*Task to complete*
Please quote every line word for word.
START Material to process
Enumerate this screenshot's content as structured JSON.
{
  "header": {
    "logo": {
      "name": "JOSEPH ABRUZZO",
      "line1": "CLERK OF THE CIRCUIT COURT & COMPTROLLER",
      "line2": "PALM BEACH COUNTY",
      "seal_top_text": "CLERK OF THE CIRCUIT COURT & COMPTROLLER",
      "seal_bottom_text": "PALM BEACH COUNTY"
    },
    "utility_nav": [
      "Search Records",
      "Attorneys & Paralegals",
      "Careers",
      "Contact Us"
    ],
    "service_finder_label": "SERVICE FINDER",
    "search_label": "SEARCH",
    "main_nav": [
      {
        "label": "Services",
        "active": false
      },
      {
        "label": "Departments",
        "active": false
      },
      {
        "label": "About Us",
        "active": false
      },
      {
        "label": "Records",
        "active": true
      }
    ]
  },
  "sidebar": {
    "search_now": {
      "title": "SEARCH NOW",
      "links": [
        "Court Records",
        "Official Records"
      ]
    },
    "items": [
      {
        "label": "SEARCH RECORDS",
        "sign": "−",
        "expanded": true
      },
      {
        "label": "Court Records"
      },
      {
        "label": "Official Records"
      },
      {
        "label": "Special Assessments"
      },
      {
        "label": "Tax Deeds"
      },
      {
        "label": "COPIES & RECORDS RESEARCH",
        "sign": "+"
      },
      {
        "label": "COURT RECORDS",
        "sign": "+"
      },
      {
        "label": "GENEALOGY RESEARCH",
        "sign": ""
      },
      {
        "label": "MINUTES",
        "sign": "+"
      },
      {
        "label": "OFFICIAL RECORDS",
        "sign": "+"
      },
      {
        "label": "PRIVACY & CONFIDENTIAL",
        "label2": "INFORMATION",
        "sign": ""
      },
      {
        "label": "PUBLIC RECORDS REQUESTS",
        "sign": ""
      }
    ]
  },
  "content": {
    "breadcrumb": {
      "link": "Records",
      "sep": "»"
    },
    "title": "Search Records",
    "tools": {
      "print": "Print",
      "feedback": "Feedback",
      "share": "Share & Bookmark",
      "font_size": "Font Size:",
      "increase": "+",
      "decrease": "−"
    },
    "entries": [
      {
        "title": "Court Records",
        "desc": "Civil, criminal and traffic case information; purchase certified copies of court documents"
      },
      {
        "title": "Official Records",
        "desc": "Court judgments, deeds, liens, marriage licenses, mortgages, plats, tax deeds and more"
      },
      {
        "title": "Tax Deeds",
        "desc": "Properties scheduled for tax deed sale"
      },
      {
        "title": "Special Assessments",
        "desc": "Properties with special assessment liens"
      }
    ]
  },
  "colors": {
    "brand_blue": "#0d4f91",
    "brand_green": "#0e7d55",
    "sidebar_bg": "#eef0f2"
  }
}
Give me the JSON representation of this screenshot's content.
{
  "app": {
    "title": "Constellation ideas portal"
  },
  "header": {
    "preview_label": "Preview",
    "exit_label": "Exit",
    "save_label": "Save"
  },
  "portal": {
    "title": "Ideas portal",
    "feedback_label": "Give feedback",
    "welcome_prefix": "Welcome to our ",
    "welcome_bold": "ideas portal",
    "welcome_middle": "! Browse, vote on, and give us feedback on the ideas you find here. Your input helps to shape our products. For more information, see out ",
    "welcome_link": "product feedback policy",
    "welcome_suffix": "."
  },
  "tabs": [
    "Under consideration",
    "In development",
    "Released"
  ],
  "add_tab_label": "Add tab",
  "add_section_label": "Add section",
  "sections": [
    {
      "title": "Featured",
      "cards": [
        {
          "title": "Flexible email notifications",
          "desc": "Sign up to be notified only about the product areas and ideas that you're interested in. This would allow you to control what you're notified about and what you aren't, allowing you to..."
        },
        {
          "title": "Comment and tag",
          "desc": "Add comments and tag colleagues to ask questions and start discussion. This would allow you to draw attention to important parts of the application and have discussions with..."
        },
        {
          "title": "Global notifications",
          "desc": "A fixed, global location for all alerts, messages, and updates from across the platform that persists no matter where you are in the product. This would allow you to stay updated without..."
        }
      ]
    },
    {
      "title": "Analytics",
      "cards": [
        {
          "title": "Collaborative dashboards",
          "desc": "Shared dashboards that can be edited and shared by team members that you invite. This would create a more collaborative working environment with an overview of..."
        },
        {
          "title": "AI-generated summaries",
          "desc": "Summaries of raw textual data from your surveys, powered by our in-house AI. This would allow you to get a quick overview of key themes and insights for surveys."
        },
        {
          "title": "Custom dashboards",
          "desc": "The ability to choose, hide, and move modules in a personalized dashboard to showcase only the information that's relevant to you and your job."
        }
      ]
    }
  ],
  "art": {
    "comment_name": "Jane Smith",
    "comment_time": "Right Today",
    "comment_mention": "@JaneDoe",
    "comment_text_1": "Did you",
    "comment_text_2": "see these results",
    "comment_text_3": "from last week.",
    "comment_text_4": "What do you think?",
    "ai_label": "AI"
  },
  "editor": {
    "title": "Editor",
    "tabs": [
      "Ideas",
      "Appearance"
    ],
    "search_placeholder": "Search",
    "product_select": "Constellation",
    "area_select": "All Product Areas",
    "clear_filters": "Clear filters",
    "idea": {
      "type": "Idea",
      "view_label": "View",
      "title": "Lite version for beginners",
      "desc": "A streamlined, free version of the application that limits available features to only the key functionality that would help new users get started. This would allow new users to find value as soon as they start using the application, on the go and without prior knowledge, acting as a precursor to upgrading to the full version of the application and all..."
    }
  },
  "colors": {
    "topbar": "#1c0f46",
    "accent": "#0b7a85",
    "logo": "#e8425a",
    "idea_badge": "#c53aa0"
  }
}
END Material to process
*Written reply*
Enumerate this screenshot's content as structured JSON.
{
  "header": {
    "logo": {
      "name": "JOSEPH ABRUZZO",
      "line1": "CLERK OF THE CIRCUIT COURT & COMPTROLLER",
      "line2": "PALM BEACH COUNTY",
      "seal_top_text": "CLERK OF THE CIRCUIT COURT & COMPTROLLER",
      "seal_bottom_text": "PALM BEACH COUNTY"
    },
    "utility_nav": [
      "Search Records",
      "Attorneys & Paralegals",
      "Careers",
      "Contact Us"
    ],
    "service_finder_label": "SERVICE FINDER",
    "search_label": "SEARCH",
    "main_nav": [
      {
        "label": "Services",
        "active": false
      },
      {
        "label": "Departments",
        "active": false
      },
      {
        "label": "About Us",
        "active": false
      },
      {
        "label": "Records",
        "active": true
      }
    ]
  },
  "sidebar": {
    "search_now": {
      "title": "SEARCH NOW",
      "links": [
        "Court Records",
        "Official Records"
      ]
    },
    "items": [
      {
        "label": "SEARCH RECORDS",
        "sign": "−",
        "expanded": true
      },
      {
        "label": "Court Records"
      },
      {
        "label": "Official Records"
      },
      {
        "label": "Special Assessments"
      },
      {
        "label": "Tax Deeds"
      },
      {
        "label": "COPIES & RECORDS RESEARCH",
        "sign": "+"
      },
      {
        "label": "COURT RECORDS",
        "sign": "+"
      },
      {
        "label": "GENEALOGY RESEARCH",
        "sign": ""
      },
      {
        "label": "MINUTES",
        "sign": "+"
      },
      {
        "label": "OFFICIAL RECORDS",
        "sign": "+"
      },
      {
        "label": "PRIVACY & CONFIDENTIAL",
        "label2": "INFORMATION",
        "sign": ""
      },
      {
        "label": "PUBLIC RECORDS REQUESTS",
        "sign": ""
      }
    ]
  },
  "content": {
    "breadcrumb": {
      "link": "Records",
      "sep": "»"
    },
    "title": "Search Records",
    "tools": {
      "print": "Print",
      "feedback": "Feedback",
      "share": "Share & Bookmark",
      "font_size": "Font Size:",
      "increase": "+",
      "decrease": "−"
    },
    "entries": [
      {
        "title": "Court Records",
        "desc": "Civil, criminal and traffic case information; purchase certified copies of court documents"
      },
      {
        "title": "Official Records",
        "desc": "Court judgments, deeds, liens, marriage licenses, mortgages, plats, tax deeds and more"
      },
      {
        "title": "Tax Deeds",
        "desc": "Properties scheduled for tax deed sale"
      },
      {
        "title": "Special Assessments",
        "desc": "Properties with special assessment liens"
      }
    ]
  },
  "colors": {
    "brand_blue": "#0d4f91",
    "brand_green": "#0e7d55",
    "sidebar_bg": "#eef0f2"
  }
}
Give me the JSON representation of this screenshot's content.
{
  "app": {
    "title": "Constellation ideas portal"
  },
  "header": {
    "preview_label": "Preview",
    "exit_label": "Exit",
    "save_label": "Save"
  },
  "portal": {
    "title": "Ideas portal",
    "feedback_label": "Give feedback",
    "welcome_prefix": "Welcome to our ",
    "welcome_bold": "ideas portal",
    "welcome_middle": "! Browse, vote on, and give us feedback on the ideas you find here. Your input helps to shape our products. For more information, see out ",
    "welcome_link": "product feedback policy",
    "welcome_suffix": "."
  },
  "tabs": [
    "Under consideration",
    "In development",
    "Released"
  ],
  "add_tab_label": "Add tab",
  "add_section_label": "Add section",
  "sections": [
    {
      "title": "Featured",
      "cards": [
        {
          "title": "Flexible email notifications",
          "desc": "Sign up to be notified only about the product areas and ideas that you're interested in. This would allow you to control what you're notified about and what you aren't, allowing you to..."
        },
        {
          "title": "Comment and tag",
          "desc": "Add comments and tag colleagues to ask questions and start discussion. This would allow you to draw attention to important parts of the application and have discussions with..."
        },
        {
          "title": "Global notifications",
          "desc": "A fixed, global location for all alerts, messages, and updates from across the platform that persists no matter where you are in the product. This would allow you to stay updated without..."
        }
      ]
    },
    {
      "title": "Analytics",
      "cards": [
        {
          "title": "Collaborative dashboards",
          "desc": "Shared dashboards that can be edited and shared by team members that you invite. This would create a more collaborative working environment with an overview of..."
        },
        {
          "title": "AI-generated summaries",
          "desc": "Summaries of raw textual data from your surveys, powered by our in-house AI. This would allow you to get a quick overview of key themes and insights for surveys."
        },
        {
          "title": "Custom dashboards",
          "desc": "The ability to choose, hide, and move modules in a personalized dashboard to showcase only the information that's relevant to you and your job."
        }
      ]
    }
  ],
  "art": {
    "comment_name": "Jane Smith",
    "comment_time": "Right Today",
    "comment_mention": "@JaneDoe",
    "comment_text_1": "Did you",
    "comment_text_2": "see these results",
    "comment_text_3": "from last week.",
    "comment_text_4": "What do you think?",
    "ai_label": "AI"
  },
  "editor": {
    "title": "Editor",
    "tabs": [
      "Ideas",
      "Appearance"
    ],
    "search_placeholder": "Search",
    "product_select": "Constellation",
    "area_select": "All Product Areas",
    "clear_filters": "Clear filters",
    "idea": {
      "type": "Idea",
      "view_label": "View",
      "title": "Lite version for beginners",
      "desc": "A streamlined, free version of the application that limits available features to only the key functionality that would help new users get started. This would allow new users to find value as soon as they start using the application, on the go and without prior knowledge, acting as a precursor to upgrading to the full version of the application and all..."
    }
  },
  "colors": {
    "topbar": "#1c0f46",
    "accent": "#0b7a85",
    "logo": "#e8425a",
    "idea_badge": "#c53aa0"
  }
}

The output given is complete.